**What to do:**
Make an exact copy of the listing below.

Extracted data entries
——————
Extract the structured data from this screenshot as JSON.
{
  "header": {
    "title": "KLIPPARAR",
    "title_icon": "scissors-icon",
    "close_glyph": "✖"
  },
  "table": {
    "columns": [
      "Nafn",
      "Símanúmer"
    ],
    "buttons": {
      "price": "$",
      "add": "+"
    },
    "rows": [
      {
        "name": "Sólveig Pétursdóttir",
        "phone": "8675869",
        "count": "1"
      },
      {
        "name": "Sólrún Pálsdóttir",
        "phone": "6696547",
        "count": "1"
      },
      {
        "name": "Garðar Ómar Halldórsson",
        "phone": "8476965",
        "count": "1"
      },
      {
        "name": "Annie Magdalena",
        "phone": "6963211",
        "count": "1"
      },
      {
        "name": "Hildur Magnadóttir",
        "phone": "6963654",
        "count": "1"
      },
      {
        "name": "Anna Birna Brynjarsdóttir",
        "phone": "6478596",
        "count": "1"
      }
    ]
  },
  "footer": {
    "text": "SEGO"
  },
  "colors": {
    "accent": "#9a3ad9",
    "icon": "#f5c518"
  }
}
——————
**Output of the task:**
Extract the structured data from this screenshot as JSON.
{
  "header": {
    "title": "KLIPPARAR",
    "title_icon": "scissors-icon",
    "close_glyph": "✖"
  },
  "table": {
    "columns": [
      "Nafn",
      "Símanúmer"
    ],
    "buttons": {
      "price": "$",
      "add": "+"
    },
    "rows": [
      {
        "name": "Sólveig Pétursdóttir",
        "phone": "8675869",
        "count": "1"
      },
      {
        "name": "Sólrún Pálsdóttir",
        "phone": "6696547",
        "count": "1"
      },
      {
        "name": "Garðar Ómar Halldórsson",
        "phone": "8476965",
        "count": "1"
      },
      {
        "name": "Annie Magdalena",
        "phone": "6963211",
        "count": "1"
      },
      {
        "name": "Hildur Magnadóttir",
        "phone": "6963654",
        "count": "1"
      },
      {
        "name": "Anna Birna Brynjarsdóttir",
        "phone": "6478596",
        "count": "1"
      }
    ]
  },
  "footer": {
    "text": "SEGO"
  },
  "colors": {
    "accent": "#9a3ad9",
    "icon": "#f5c518"
  }
}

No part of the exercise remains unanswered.